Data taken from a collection
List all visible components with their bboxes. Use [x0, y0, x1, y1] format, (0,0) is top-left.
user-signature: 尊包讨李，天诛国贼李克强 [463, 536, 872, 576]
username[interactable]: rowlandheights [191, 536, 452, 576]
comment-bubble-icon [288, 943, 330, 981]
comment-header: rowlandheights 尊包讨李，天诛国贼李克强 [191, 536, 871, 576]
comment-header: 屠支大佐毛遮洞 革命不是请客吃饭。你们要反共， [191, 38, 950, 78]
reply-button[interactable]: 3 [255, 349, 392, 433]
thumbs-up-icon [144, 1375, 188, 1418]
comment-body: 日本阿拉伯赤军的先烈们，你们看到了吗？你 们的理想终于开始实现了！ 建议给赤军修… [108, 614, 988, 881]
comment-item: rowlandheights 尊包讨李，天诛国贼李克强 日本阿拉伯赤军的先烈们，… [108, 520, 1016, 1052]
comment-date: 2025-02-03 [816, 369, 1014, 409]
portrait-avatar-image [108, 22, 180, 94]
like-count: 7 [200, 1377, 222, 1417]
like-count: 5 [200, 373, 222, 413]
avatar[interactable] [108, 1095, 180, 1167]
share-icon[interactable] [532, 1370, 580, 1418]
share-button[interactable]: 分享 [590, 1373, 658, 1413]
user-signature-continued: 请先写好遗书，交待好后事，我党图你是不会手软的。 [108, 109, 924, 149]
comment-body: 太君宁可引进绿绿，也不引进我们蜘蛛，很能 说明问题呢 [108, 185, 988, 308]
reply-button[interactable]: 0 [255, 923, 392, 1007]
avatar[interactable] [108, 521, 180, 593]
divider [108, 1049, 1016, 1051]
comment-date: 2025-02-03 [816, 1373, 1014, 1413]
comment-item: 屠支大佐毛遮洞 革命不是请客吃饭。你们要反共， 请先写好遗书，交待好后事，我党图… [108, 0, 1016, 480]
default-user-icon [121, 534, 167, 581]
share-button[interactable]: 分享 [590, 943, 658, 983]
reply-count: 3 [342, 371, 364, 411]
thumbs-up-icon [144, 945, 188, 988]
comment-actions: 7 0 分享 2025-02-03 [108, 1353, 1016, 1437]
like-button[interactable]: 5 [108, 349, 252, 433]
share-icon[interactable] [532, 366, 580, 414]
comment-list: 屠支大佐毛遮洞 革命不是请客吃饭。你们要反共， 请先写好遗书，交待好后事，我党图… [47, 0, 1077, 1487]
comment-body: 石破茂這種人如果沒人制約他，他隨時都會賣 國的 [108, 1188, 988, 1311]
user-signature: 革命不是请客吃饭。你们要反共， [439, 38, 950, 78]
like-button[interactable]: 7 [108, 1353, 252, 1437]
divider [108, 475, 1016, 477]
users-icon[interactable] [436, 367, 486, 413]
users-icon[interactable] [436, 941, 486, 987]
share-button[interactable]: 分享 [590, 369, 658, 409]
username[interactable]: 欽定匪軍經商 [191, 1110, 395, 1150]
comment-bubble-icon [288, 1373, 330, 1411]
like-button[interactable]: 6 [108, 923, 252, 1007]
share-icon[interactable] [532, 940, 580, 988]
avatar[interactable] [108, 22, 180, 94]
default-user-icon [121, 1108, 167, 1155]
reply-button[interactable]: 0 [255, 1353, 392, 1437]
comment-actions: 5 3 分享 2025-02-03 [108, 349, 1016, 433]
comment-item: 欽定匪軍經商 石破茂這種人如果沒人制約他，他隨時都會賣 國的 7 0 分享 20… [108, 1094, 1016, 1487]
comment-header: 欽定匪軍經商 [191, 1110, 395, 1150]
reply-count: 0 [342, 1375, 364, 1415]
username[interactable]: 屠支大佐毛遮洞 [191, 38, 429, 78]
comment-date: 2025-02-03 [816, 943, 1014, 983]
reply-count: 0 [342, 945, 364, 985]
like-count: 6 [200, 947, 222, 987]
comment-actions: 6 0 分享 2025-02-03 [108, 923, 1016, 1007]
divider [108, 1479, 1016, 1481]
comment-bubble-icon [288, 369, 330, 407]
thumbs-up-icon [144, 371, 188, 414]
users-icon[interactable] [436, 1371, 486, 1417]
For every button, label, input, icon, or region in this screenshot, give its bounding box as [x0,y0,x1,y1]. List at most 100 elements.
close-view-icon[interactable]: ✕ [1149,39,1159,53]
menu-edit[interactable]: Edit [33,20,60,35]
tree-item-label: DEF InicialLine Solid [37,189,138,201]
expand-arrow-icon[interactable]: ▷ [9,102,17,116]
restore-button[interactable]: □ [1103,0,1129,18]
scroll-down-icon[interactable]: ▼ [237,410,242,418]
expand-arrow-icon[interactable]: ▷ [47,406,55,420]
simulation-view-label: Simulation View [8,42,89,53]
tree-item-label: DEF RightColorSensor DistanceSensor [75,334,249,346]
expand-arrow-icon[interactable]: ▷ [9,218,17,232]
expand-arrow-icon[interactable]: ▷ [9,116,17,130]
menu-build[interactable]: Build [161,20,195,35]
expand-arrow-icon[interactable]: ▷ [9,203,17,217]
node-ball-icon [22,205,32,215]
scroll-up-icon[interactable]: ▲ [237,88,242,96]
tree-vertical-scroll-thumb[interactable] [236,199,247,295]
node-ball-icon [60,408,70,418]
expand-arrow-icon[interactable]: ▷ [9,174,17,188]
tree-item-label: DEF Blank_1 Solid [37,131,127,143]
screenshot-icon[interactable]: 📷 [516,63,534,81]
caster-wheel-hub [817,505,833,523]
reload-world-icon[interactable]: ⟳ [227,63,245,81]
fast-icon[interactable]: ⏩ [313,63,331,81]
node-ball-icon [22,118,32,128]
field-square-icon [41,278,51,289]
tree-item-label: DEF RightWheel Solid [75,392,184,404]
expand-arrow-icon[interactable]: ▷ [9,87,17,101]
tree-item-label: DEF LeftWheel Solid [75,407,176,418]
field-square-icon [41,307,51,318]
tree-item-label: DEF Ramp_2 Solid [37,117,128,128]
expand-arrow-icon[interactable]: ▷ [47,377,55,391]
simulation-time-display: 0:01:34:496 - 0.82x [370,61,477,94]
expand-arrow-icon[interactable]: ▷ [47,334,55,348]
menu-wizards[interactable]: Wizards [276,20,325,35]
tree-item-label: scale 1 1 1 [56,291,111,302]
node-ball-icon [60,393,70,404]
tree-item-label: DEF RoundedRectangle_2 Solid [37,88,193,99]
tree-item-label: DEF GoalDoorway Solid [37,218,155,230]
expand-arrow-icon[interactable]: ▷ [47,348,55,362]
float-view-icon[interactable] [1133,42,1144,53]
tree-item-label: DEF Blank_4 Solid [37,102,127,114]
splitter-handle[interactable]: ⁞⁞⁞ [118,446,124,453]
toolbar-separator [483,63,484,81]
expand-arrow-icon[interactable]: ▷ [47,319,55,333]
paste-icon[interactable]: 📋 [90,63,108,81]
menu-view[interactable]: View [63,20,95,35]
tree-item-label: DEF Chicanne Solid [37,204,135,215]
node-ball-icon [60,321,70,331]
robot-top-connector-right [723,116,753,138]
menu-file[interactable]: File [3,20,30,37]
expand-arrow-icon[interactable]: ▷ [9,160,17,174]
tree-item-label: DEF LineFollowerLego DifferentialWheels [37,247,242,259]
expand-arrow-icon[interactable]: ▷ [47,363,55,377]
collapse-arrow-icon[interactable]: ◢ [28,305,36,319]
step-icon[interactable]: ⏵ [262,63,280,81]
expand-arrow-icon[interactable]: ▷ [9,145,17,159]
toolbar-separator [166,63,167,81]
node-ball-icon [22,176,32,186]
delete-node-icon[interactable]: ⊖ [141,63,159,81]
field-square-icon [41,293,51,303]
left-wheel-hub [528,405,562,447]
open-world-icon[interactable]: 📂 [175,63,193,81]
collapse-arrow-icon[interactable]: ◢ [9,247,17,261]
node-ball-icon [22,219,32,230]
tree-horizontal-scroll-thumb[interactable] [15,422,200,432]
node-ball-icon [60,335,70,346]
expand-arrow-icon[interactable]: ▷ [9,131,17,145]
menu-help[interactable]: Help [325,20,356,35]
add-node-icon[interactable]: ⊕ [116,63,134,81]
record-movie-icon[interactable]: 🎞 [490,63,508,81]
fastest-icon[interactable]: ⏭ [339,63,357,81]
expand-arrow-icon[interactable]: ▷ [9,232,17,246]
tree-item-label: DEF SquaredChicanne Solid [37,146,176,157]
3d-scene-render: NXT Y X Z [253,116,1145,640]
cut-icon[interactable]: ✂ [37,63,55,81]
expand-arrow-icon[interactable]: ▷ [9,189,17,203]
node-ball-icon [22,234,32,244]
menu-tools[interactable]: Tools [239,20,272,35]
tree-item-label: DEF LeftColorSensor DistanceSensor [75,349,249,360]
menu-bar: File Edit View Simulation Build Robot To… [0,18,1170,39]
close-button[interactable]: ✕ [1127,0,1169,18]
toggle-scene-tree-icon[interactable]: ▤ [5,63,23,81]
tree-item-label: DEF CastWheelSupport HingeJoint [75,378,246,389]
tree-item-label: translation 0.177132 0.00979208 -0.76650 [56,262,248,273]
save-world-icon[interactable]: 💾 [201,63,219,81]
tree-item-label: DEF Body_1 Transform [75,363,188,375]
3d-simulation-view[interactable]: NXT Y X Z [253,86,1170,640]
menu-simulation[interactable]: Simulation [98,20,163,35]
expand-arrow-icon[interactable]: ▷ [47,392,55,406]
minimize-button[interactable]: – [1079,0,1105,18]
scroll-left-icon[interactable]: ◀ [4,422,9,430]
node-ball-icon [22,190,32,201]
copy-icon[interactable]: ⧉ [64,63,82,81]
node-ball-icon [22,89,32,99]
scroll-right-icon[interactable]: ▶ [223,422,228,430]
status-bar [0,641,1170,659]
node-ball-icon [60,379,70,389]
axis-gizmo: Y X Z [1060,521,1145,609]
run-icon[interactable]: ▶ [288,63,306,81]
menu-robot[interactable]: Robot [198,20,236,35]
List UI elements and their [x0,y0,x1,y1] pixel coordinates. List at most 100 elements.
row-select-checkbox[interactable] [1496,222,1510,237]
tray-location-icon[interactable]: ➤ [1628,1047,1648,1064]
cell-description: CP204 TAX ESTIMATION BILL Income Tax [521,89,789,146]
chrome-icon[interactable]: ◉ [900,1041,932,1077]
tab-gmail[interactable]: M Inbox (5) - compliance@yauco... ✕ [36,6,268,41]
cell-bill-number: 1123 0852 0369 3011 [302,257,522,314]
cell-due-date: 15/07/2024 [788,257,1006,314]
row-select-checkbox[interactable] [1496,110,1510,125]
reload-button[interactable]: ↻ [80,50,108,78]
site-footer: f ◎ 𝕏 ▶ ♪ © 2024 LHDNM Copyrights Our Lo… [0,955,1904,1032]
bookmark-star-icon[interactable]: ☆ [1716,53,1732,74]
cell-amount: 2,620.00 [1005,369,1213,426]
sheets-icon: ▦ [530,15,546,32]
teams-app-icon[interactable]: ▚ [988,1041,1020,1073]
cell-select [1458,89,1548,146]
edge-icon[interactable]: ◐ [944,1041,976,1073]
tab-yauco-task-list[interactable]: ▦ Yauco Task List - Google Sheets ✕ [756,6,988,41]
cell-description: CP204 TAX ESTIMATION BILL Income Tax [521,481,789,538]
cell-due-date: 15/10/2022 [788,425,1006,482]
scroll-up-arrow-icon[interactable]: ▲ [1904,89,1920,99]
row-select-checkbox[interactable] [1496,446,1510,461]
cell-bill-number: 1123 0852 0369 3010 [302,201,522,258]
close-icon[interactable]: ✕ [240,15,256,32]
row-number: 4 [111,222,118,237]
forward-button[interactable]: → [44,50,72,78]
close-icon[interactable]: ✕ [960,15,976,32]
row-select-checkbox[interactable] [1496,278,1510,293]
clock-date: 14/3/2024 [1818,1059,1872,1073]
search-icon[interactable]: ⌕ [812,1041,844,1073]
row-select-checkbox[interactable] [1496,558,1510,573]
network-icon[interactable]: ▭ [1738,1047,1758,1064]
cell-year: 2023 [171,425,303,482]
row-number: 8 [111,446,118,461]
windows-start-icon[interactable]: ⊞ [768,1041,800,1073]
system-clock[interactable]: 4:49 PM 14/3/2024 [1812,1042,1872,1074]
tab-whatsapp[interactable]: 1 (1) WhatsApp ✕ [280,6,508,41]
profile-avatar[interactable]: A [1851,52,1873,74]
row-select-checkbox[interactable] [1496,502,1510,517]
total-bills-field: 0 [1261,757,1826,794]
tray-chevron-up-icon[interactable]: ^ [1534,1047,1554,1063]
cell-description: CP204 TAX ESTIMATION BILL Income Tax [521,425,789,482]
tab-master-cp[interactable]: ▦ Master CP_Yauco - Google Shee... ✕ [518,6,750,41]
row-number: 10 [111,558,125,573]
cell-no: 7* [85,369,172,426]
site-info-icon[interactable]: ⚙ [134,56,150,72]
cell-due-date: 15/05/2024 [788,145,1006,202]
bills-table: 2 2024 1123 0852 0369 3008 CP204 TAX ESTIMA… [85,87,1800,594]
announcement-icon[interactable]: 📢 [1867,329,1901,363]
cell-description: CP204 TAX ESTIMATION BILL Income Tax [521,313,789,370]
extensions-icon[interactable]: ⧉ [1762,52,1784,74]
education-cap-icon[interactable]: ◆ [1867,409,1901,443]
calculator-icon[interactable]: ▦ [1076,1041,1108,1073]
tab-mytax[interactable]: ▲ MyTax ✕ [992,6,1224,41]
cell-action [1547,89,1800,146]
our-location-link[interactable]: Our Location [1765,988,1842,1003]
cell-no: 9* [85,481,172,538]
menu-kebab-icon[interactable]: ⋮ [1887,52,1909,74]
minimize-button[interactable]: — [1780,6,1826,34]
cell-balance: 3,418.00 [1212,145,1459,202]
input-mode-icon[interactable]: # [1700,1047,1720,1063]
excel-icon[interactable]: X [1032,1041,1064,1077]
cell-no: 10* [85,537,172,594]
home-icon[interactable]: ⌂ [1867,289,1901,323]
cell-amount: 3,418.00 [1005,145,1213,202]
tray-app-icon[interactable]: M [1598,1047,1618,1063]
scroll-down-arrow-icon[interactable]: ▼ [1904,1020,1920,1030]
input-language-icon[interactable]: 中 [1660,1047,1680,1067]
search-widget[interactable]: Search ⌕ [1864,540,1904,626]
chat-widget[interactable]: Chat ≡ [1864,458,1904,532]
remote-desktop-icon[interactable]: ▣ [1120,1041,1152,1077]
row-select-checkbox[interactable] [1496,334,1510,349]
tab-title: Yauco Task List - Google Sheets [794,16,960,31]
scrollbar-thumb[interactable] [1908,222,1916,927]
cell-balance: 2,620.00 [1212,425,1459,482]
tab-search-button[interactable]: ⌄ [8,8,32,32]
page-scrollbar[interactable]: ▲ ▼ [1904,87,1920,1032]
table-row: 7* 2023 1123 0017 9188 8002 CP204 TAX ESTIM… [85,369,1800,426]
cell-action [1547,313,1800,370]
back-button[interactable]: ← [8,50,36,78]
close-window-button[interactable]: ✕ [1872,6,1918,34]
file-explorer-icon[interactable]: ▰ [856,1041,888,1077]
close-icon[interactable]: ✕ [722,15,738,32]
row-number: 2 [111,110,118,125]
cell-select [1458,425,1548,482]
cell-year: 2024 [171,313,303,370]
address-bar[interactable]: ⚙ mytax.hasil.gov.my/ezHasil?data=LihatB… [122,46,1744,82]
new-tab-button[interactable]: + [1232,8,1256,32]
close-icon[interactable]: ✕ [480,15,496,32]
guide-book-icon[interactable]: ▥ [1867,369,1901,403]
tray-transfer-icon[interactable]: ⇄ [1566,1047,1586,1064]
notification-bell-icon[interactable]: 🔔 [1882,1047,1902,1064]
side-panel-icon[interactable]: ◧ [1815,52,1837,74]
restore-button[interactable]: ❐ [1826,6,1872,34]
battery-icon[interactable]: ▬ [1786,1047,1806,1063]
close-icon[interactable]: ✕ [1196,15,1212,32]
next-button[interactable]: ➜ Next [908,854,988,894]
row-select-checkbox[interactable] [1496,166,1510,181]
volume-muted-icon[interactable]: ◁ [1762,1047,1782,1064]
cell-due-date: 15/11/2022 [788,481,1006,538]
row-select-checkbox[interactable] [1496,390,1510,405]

*Goal*. Reproduce verbatim the lines starting at the beginning of the data and ending at the line that contains "thumbs-up-icon [144, 1375, 188, 1418]", both included.

*Solved problem*.
List all visible components with their bboxes. Use [x0, y0, x1, y1] format, (0,0) is top-left.
user-signature: 尊包讨李，天诛国贼李克强 [463, 536, 872, 576]
username[interactable]: rowlandheights [191, 536, 452, 576]
comment-bubble-icon [288, 943, 330, 981]
comment-header: rowlandheights 尊包讨李，天诛国贼李克强 [191, 536, 871, 576]
comment-header: 屠支大佐毛遮洞 革命不是请客吃饭。你们要反共， [191, 38, 950, 78]
reply-button[interactable]: 3 [255, 349, 392, 433]
thumbs-up-icon [144, 1375, 188, 1418]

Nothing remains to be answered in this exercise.